**TASK TO COMPLETE**
In your copy, leave out the pictures; write out all the data exactly.

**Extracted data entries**
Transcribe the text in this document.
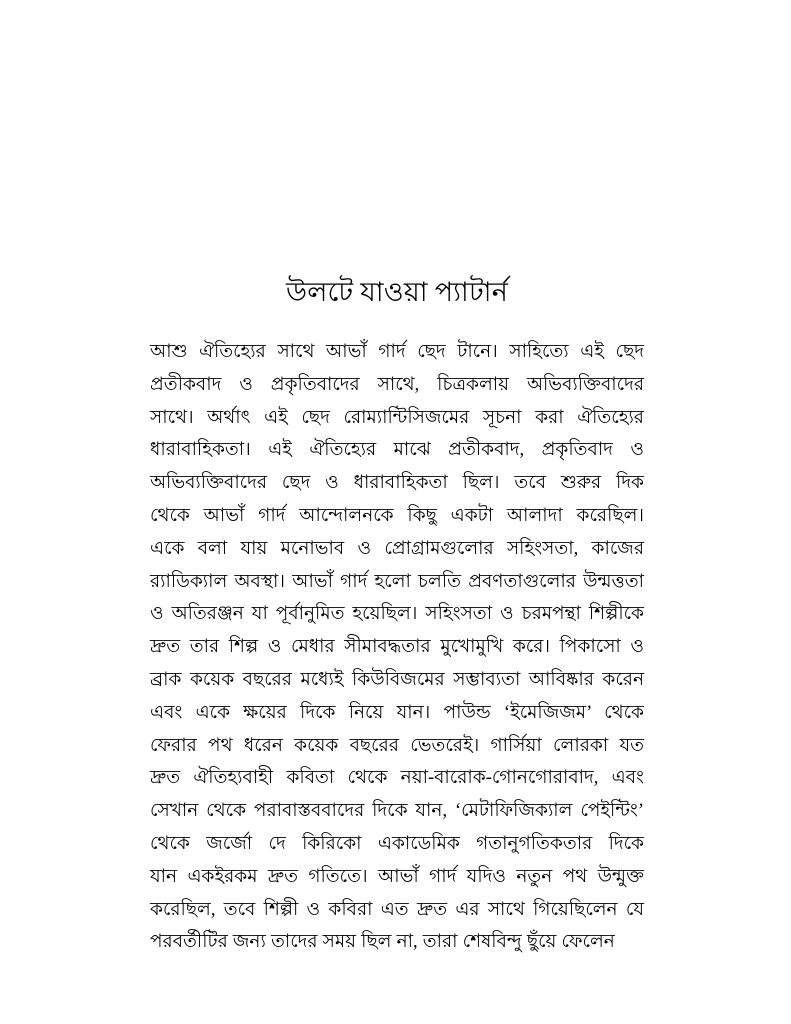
উলটে যাওয়া প্যাটার্ন
আশু ঐতিহ্যের সাথে আভাঁ গার্দ ছেদ টানে। সাহিত্যে এই ছেদ
প্রতীকবাদ ও প্রকৃতিবাদের সাথে, চিত্রকলায় অভিব্যক্তিবাদের
সাথে। অর্থাৎ এই ছেদ রোম্যান্টিসিজমের সূচনা করা ঐতিহ্যের
ধারাবাহিকতা। এই ঐতিহ্যের মাঝে প্রতীকবাদ, প্রকৃতিবাদ ও
অভিব্যক্তিবাদের ছেদ ও ধারাবাহিকতা ছিল। তবে শুরুর দিক
থেকে আভাঁ গার্দ আন্দোলনকে কিছু একটা আলাদা করেছিল।
একে বলা যায় মনোভাব ও প্রোগ্রামগুলোর সহিংসতা, কাজের
র‍্যাডিক্যাল অবস্থা। আভাঁ গার্দ হলো চলতি প্রবণতাগুলোর উন্মত্ততা
ও অতিরঞ্জন যা পূর্বানুমিত হয়েছিল। সহিংসতা ও চরমপন্থা শিল্পীকে
দ্রুত তার শিল্প ও মেধার সীমাবদ্ধতার মুখোমুখি করে। পিকাসো ও
ব্রাক কয়েক বছরের মধ্যেই কিউবিজমের সম্ভাব্যতা আবিষ্কার করেন
এবং একে ক্ষয়ের দিকে নিয়ে যান। পাউন্ড ‘ইমেজিজম’ থেকে
ফেরার পথ ধরেন কয়েক বছরের ভেতরেই। গার্সিয়া লোরকা যত
দ্রুত ঐতিহ্যবাহী কবিতা থেকে নয়া-বারোক-গোনগোরাবাদ, এবং
সেখান থেকে পরাবাস্তববাদের দিকে যান, ‘মেটাফিজিক্যাল পেইন্টিং’
থেকে জর্জো দে কিরিকো একাডেমিক গতানুগতিকতার দিকে
যান একইরকম দ্রুত গতিতে। আভাঁ গার্দ যদিও নতুন পথ উন্মুক্ত
করেছিল, তবে শিল্পী ও কবিরা এত দ্রুত এর সাথে গিয়েছিলেন যে
পরবর্তীটির জন্য তাদের সময় ছিল না, তারা শেষবিন্দু ছুঁয়ে ফেলেন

**FULL SOLUTION**
Transcribe the text in this document.
উলটে যাওয়া প্যাটার্ন
আশু ঐতিহ্যের সাথে আভাঁ গার্দ ছেদ টানে। সাহিত্যে এই ছেদ
প্রতীকবাদ ও প্রকৃতিবাদের সাথে, চিত্রকলায় অভিব্যক্তিবাদের
সাথে। অর্থাৎ এই ছেদ রোম্যান্টিসিজমের সূচনা করা ঐতিহ্যের
ধারাবাহিকতা। এই ঐতিহ্যের মাঝে প্রতীকবাদ, প্রকৃতিবাদ ও
অভিব্যক্তিবাদের ছেদ ও ধারাবাহিকতা ছিল। তবে শুরুর দিক
থেকে আভাঁ গার্দ আন্দোলনকে কিছু একটা আলাদা করেছিল।
একে বলা যায় মনোভাব ও প্রোগ্রামগুলোর সহিংসতা, কাজের
র‍্যাডিক্যাল অবস্থা। আভাঁ গার্দ হলো চলতি প্রবণতাগুলোর উন্মত্ততা
ও অতিরঞ্জন যা পূর্বানুমিত হয়েছিল। সহিংসতা ও চরমপন্থা শিল্পীকে
দ্রুত তার শিল্প ও মেধার সীমাবদ্ধতার মুখোমুখি করে। পিকাসো ও
ব্রাক কয়েক বছরের মধ্যেই কিউবিজমের সম্ভাব্যতা আবিষ্কার করেন
এবং একে ক্ষয়ের দিকে নিয়ে যান। পাউন্ড ‘ইমেজিজম’ থেকে
ফেরার পথ ধরেন কয়েক বছরের ভেতরেই। গার্সিয়া লোরকা যত
দ্রুত ঐতিহ্যবাহী কবিতা থেকে নয়া-বারোক-গোনগোরাবাদ, এবং
সেখান থেকে পরাবাস্তববাদের দিকে যান, ‘মেটাফিজিক্যাল পেইন্টিং’
থেকে জর্জো দে কিরিকো একাডেমিক গতানুগতিকতার দিকে
যান একইরকম দ্রুত গতিতে। আভাঁ গার্দ যদিও নতুন পথ উন্মুক্ত
করেছিল, তবে শিল্পী ও কবিরা এত দ্রুত এর সাথে গিয়েছিলেন যে
পরবর্তীটির জন্য তাদের সময় ছিল না, তারা শেষবিন্দু ছুঁয়ে ফেলেন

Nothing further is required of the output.